◆ Exercise objective
Each line below should be quoted exactly, please.

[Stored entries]
** START **

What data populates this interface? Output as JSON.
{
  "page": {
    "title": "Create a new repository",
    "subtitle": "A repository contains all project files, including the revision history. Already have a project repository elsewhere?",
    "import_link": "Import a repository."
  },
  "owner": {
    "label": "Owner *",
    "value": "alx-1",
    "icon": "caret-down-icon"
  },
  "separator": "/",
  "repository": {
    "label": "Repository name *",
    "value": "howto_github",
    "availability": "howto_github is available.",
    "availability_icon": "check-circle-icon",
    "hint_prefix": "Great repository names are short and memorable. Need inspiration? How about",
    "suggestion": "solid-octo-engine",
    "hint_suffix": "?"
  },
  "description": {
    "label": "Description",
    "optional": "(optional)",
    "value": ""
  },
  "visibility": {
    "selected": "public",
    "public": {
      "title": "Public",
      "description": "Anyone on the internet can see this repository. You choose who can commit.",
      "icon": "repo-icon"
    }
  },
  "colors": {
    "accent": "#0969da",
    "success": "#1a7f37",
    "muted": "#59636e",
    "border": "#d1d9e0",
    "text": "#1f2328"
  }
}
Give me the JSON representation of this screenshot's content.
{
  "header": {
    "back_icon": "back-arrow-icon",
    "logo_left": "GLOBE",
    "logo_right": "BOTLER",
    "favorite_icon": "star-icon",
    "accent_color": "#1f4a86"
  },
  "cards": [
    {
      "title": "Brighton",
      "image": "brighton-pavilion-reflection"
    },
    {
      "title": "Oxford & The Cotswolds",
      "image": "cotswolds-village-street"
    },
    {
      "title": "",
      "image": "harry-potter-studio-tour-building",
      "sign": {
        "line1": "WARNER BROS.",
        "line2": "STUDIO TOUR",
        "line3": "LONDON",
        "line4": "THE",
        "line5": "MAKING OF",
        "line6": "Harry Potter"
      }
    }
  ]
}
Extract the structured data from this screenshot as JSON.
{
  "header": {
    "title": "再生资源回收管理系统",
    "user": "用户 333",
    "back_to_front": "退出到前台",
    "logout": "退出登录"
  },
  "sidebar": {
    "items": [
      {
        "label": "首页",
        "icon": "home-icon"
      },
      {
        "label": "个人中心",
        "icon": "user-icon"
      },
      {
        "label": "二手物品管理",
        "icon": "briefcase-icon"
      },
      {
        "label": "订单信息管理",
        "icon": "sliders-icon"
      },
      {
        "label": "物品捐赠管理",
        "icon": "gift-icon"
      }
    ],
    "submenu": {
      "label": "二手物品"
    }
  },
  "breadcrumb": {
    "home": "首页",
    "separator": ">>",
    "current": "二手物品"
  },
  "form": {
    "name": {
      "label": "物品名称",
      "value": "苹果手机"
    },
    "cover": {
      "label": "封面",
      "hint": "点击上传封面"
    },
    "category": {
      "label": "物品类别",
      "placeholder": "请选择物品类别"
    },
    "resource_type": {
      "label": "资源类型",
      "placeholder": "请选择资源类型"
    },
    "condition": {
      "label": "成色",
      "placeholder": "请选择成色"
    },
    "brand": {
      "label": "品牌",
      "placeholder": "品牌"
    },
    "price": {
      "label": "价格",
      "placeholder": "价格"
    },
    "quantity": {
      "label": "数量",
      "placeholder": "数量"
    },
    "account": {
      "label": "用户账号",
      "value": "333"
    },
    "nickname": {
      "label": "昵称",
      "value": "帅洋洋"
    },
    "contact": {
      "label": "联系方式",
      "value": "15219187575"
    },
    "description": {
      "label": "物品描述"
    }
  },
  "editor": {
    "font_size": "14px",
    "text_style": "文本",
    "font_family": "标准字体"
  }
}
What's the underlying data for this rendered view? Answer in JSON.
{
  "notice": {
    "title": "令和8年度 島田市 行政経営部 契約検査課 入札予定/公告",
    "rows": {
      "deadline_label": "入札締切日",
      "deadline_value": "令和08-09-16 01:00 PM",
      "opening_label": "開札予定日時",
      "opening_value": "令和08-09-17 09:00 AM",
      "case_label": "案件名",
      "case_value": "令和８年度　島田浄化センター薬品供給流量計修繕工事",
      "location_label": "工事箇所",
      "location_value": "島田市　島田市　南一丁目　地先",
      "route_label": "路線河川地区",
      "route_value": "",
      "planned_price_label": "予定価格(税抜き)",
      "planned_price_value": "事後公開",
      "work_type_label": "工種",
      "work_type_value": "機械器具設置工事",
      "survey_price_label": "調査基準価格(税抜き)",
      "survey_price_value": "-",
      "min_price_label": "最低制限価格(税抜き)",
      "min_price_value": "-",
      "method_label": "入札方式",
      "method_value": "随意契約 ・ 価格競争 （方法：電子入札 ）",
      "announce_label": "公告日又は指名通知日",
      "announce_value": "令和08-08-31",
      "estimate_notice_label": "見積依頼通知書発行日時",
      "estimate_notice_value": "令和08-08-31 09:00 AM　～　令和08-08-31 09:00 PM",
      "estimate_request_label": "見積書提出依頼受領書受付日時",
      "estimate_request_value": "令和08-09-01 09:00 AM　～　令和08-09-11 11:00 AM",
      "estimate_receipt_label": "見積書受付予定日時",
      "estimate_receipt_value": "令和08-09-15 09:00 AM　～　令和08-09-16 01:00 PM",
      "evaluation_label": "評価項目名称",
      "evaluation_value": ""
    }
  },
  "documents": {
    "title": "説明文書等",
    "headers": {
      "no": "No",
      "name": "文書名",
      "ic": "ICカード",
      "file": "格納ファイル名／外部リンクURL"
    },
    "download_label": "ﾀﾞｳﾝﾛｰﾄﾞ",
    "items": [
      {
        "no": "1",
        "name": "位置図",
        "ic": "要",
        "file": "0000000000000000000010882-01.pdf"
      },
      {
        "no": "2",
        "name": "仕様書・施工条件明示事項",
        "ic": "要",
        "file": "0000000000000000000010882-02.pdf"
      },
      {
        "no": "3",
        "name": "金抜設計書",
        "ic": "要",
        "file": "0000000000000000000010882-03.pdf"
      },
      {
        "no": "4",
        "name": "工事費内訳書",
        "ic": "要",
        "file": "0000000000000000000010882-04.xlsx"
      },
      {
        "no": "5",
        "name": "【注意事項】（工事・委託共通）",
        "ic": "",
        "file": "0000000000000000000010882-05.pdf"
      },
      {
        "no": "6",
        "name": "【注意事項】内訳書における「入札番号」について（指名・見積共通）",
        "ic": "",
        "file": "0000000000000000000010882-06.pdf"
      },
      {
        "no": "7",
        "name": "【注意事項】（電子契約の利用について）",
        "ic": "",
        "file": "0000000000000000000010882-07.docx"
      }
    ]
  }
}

** END **

◆ Worked answer
What data populates this interface? Output as JSON.
{
  "page": {
    "title": "Create a new repository",
    "subtitle": "A repository contains all project files, including the revision history. Already have a project repository elsewhere?",
    "import_link": "Import a repository."
  },
  "owner": {
    "label": "Owner *",
    "value": "alx-1",
    "icon": "caret-down-icon"
  },
  "separator": "/",
  "repository": {
    "label": "Repository name *",
    "value": "howto_github",
    "availability": "howto_github is available.",
    "availability_icon": "check-circle-icon",
    "hint_prefix": "Great repository names are short and memorable. Need inspiration? How about",
    "suggestion": "solid-octo-engine",
    "hint_suffix": "?"
  },
  "description": {
    "label": "Description",
    "optional": "(optional)",
    "value": ""
  },
  "visibility": {
    "selected": "public",
    "public": {
      "title": "Public",
      "description": "Anyone on the internet can see this repository. You choose who can commit.",
      "icon": "repo-icon"
    }
  },
  "colors": {
    "accent": "#0969da",
    "success": "#1a7f37",
    "muted": "#59636e",
    "border": "#d1d9e0",
    "text": "#1f2328"
  }
}
Give me the JSON representation of this screenshot's content.
{
  "header": {
    "back_icon": "back-arrow-icon",
    "logo_left": "GLOBE",
    "logo_right": "BOTLER",
    "favorite_icon": "star-icon",
    "accent_color": "#1f4a86"
  },
  "cards": [
    {
      "title": "Brighton",
      "image": "brighton-pavilion-reflection"
    },
    {
      "title": "Oxford & The Cotswolds",
      "image": "cotswolds-village-street"
    },
    {
      "title": "",
      "image": "harry-potter-studio-tour-building",
      "sign": {
        "line1": "WARNER BROS.",
        "line2": "STUDIO TOUR",
        "line3": "LONDON",
        "line4": "THE",
        "line5": "MAKING OF",
        "line6": "Harry Potter"
      }
    }
  ]
}
Extract the structured data from this screenshot as JSON.
{
  "header": {
    "title": "再生资源回收管理系统",
    "user": "用户 333",
    "back_to_front": "退出到前台",
    "logout": "退出登录"
  },
  "sidebar": {
    "items": [
      {
        "label": "首页",
        "icon": "home-icon"
      },
      {
        "label": "个人中心",
        "icon": "user-icon"
      },
      {
        "label": "二手物品管理",
        "icon": "briefcase-icon"
      },
      {
        "label": "订单信息管理",
        "icon": "sliders-icon"
      },
      {
        "label": "物品捐赠管理",
        "icon": "gift-icon"
      }
    ],
    "submenu": {
      "label": "二手物品"
    }
  },
  "breadcrumb": {
    "home": "首页",
    "separator": ">>",
    "current": "二手物品"
  },
  "form": {
    "name": {
      "label": "物品名称",
      "value": "苹果手机"
    },
    "cover": {
      "label": "封面",
      "hint": "点击上传封面"
    },
    "category": {
      "label": "物品类别",
      "placeholder": "请选择物品类别"
    },
    "resource_type": {
      "label": "资源类型",
      "placeholder": "请选择资源类型"
    },
    "condition": {
      "label": "成色",
      "placeholder": "请选择成色"
    },
    "brand": {
      "label": "品牌",
      "placeholder": "品牌"
    },
    "price": {
      "label": "价格",
      "placeholder": "价格"
    },
    "quantity": {
      "label": "数量",
      "placeholder": "数量"
    },
    "account": {
      "label": "用户账号",
      "value": "333"
    },
    "nickname": {
      "label": "昵称",
      "value": "帅洋洋"
    },
    "contact": {
      "label": "联系方式",
      "value": "15219187575"
    },
    "description": {
      "label": "物品描述"
    }
  },
  "editor": {
    "font_size": "14px",
    "text_style": "文本",
    "font_family": "标准字体"
  }
}
What's the underlying data for this rendered view? Answer in JSON.
{
  "notice": {
    "title": "令和8年度 島田市 行政経営部 契約検査課 入札予定/公告",
    "rows": {
      "deadline_label": "入札締切日",
      "deadline_value": "令和08-09-16 01:00 PM",
      "opening_label": "開札予定日時",
      "opening_value": "令和08-09-17 09:00 AM",
      "case_label": "案件名",
      "case_value": "令和８年度　島田浄化センター薬品供給流量計修繕工事",
      "location_label": "工事箇所",
      "location_value": "島田市　島田市　南一丁目　地先",
      "route_label": "路線河川地区",
      "route_value": "",
      "planned_price_label": "予定価格(税抜き)",
      "planned_price_value": "事後公開",
      "work_type_label": "工種",
      "work_type_value": "機械器具設置工事",
      "survey_price_label": "調査基準価格(税抜き)",
      "survey_price_value": "-",
      "min_price_label": "最低制限価格(税抜き)",
      "min_price_value": "-",
      "method_label": "入札方式",
      "method_value": "随意契約 ・ 価格競争 （方法：電子入札 ）",
      "announce_label": "公告日又は指名通知日",
      "announce_value": "令和08-08-31",
      "estimate_notice_label": "見積依頼通知書発行日時",
      "estimate_notice_value": "令和08-08-31 09:00 AM　～　令和08-08-31 09:00 PM",
      "estimate_request_label": "見積書提出依頼受領書受付日時",
      "estimate_request_value": "令和08-09-01 09:00 AM　～　令和08-09-11 11:00 AM",
      "estimate_receipt_label": "見積書受付予定日時",
      "estimate_receipt_value": "令和08-09-15 09:00 AM　～　令和08-09-16 01:00 PM",
      "evaluation_label": "評価項目名称",
      "evaluation_value": ""
    }
  },
  "documents": {
    "title": "説明文書等",
    "headers": {
      "no": "No",
      "name": "文書名",
      "ic": "ICカード",
      "file": "格納ファイル名／外部リンクURL"
    },
    "download_label": "ﾀﾞｳﾝﾛｰﾄﾞ",
    "items": [
      {
        "no": "1",
        "name": "位置図",
        "ic": "要",
        "file": "0000000000000000000010882-01.pdf"
      },
      {
        "no": "2",
        "name": "仕様書・施工条件明示事項",
        "ic": "要",
        "file": "0000000000000000000010882-02.pdf"
      },
      {
        "no": "3",
        "name": "金抜設計書",
        "ic": "要",
        "file": "0000000000000000000010882-03.pdf"
      },
      {
        "no": "4",
        "name": "工事費内訳書",
        "ic": "要",
        "file": "0000000000000000000010882-04.xlsx"
      },
      {
        "no": "5",
        "name": "【注意事項】（工事・委託共通）",
        "ic": "",
        "file": "0000000000000000000010882-05.pdf"
      },
      {
        "no": "6",
        "name": "【注意事項】内訳書における「入札番号」について（指名・見積共通）",
        "ic": "",
        "file": "0000000000000000000010882-06.pdf"
      },
      {
        "no": "7",
        "name": "【注意事項】（電子契約の利用について）",
        "ic": "",
        "file": "0000000000000000000010882-07.docx"
      }
    ]
  }
}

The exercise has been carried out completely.